Print the records again, character for character.

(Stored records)

* * * * * * * * *

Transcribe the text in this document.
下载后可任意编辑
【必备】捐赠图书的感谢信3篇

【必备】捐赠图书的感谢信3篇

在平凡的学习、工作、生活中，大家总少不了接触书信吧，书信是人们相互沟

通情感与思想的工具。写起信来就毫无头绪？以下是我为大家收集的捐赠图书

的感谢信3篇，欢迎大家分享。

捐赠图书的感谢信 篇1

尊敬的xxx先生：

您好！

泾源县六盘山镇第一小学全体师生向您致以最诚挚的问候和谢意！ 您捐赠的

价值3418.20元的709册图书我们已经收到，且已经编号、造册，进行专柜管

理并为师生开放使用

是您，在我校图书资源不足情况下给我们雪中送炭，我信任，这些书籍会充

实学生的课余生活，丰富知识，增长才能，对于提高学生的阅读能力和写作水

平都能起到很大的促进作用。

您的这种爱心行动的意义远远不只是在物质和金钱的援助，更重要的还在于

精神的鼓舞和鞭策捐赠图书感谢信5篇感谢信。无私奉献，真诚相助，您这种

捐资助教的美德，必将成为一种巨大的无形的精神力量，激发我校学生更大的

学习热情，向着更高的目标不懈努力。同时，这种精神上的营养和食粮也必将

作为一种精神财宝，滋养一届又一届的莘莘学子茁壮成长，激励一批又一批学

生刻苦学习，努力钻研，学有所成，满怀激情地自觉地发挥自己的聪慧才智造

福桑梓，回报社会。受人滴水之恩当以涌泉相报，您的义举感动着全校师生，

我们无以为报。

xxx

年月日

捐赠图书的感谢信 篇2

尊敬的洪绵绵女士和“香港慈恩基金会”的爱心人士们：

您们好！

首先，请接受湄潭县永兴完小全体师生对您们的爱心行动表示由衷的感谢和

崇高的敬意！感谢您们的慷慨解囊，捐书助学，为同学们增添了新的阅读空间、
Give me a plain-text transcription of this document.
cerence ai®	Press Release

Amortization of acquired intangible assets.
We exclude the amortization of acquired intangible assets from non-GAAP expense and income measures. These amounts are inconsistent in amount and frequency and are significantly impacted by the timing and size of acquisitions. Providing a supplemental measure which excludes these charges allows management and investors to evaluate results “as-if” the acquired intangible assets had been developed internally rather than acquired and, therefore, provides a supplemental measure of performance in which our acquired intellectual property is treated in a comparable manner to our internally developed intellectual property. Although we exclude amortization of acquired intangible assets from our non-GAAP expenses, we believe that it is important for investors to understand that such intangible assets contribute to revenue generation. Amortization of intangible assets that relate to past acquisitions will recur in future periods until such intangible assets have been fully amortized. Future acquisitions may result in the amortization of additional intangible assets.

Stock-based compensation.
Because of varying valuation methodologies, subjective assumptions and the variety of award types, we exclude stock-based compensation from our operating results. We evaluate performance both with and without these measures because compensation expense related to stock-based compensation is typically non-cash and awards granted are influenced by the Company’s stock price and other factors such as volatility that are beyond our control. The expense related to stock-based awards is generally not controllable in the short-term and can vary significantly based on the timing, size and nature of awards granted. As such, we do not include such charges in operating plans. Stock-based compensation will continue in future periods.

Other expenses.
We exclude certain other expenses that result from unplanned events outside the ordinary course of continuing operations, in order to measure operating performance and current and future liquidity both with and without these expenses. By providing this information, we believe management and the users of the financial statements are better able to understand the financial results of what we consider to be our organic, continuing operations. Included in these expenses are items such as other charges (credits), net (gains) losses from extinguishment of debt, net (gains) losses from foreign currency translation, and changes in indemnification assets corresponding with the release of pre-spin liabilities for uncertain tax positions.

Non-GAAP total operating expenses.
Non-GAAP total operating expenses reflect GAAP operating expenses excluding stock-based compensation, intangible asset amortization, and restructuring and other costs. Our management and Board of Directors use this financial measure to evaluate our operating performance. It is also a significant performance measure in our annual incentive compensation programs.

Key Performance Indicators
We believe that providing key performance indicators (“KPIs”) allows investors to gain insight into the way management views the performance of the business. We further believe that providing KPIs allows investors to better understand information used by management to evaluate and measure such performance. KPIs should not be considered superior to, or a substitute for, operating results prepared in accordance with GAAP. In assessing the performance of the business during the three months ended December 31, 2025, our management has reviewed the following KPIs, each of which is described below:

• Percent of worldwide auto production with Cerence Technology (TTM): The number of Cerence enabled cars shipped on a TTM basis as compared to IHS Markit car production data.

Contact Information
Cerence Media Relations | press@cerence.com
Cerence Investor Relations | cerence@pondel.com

* * * * * * * * *

### SOLVED EXERCISE
Transcribe the text in this document.
下载后可任意编辑
【必备】捐赠图书的感谢信3篇

【必备】捐赠图书的感谢信3篇

在平凡的学习、工作、生活中，大家总少不了接触书信吧，书信是人们相互沟

通情感与思想的工具。写起信来就毫无头绪？以下是我为大家收集的捐赠图书

的感谢信3篇，欢迎大家分享。

捐赠图书的感谢信 篇1

尊敬的xxx先生：

您好！

泾源县六盘山镇第一小学全体师生向您致以最诚挚的问候和谢意！ 您捐赠的

价值3418.20元的709册图书我们已经收到，且已经编号、造册，进行专柜管

理并为师生开放使用

是您，在我校图书资源不足情况下给我们雪中送炭，我信任，这些书籍会充

实学生的课余生活，丰富知识，增长才能，对于提高学生的阅读能力和写作水

平都能起到很大的促进作用。

您的这种爱心行动的意义远远不只是在物质和金钱的援助，更重要的还在于

精神的鼓舞和鞭策捐赠图书感谢信5篇感谢信。无私奉献，真诚相助，您这种

捐资助教的美德，必将成为一种巨大的无形的精神力量，激发我校学生更大的

学习热情，向着更高的目标不懈努力。同时，这种精神上的营养和食粮也必将

作为一种精神财宝，滋养一届又一届的莘莘学子茁壮成长，激励一批又一批学

生刻苦学习，努力钻研，学有所成，满怀激情地自觉地发挥自己的聪慧才智造

福桑梓，回报社会。受人滴水之恩当以涌泉相报，您的义举感动着全校师生，

我们无以为报。

xxx

年月日

捐赠图书的感谢信 篇2

尊敬的洪绵绵女士和“香港慈恩基金会”的爱心人士们：

您们好！

首先，请接受湄潭县永兴完小全体师生对您们的爱心行动表示由衷的感谢和

崇高的敬意！感谢您们的慷慨解囊，捐书助学，为同学们增添了新的阅读空间、
Give me a plain-text transcription of this document.
cerence ai®	Press Release

Amortization of acquired intangible assets.
We exclude the amortization of acquired intangible assets from non-GAAP expense and income measures. These amounts are inconsistent in amount and frequency and are significantly impacted by the timing and size of acquisitions. Providing a supplemental measure which excludes these charges allows management and investors to evaluate results “as-if” the acquired intangible assets had been developed internally rather than acquired and, therefore, provides a supplemental measure of performance in which our acquired intellectual property is treated in a comparable manner to our internally developed intellectual property. Although we exclude amortization of acquired intangible assets from our non-GAAP expenses, we believe that it is important for investors to understand that such intangible assets contribute to revenue generation. Amortization of intangible assets that relate to past acquisitions will recur in future periods until such intangible assets have been fully amortized. Future acquisitions may result in the amortization of additional intangible assets.

Stock-based compensation.
Because of varying valuation methodologies, subjective assumptions and the variety of award types, we exclude stock-based compensation from our operating results. We evaluate performance both with and without these measures because compensation expense related to stock-based compensation is typically non-cash and awards granted are influenced by the Company’s stock price and other factors such as volatility that are beyond our control. The expense related to stock-based awards is generally not controllable in the short-term and can vary significantly based on the timing, size and nature of awards granted. As such, we do not include such charges in operating plans. Stock-based compensation will continue in future periods.

Other expenses.
We exclude certain other expenses that result from unplanned events outside the ordinary course of continuing operations, in order to measure operating performance and current and future liquidity both with and without these expenses. By providing this information, we believe management and the users of the financial statements are better able to understand the financial results of what we consider to be our organic, continuing operations. Included in these expenses are items such as other charges (credits), net (gains) losses from extinguishment of debt, net (gains) losses from foreign currency translation, and changes in indemnification assets corresponding with the release of pre-spin liabilities for uncertain tax positions.

Non-GAAP total operating expenses.
Non-GAAP total operating expenses reflect GAAP operating expenses excluding stock-based compensation, intangible asset amortization, and restructuring and other costs. Our management and Board of Directors use this financial measure to evaluate our operating performance. It is also a significant performance measure in our annual incentive compensation programs.

Key Performance Indicators
We believe that providing key performance indicators (“KPIs”) allows investors to gain insight into the way management views the performance of the business. We further believe that providing KPIs allows investors to better understand information used by management to evaluate and measure such performance. KPIs should not be considered superior to, or a substitute for, operating results prepared in accordance with GAAP. In assessing the performance of the business during the three months ended December 31, 2025, our management has reviewed the following KPIs, each of which is described below:

• Percent of worldwide auto production with Cerence Technology (TTM): The number of Cerence enabled cars shipped on a TTM basis as compared to IHS Markit car production data.

Contact Information
Cerence Media Relations | press@cerence.com
Cerence Investor Relations | cerence@pondel.com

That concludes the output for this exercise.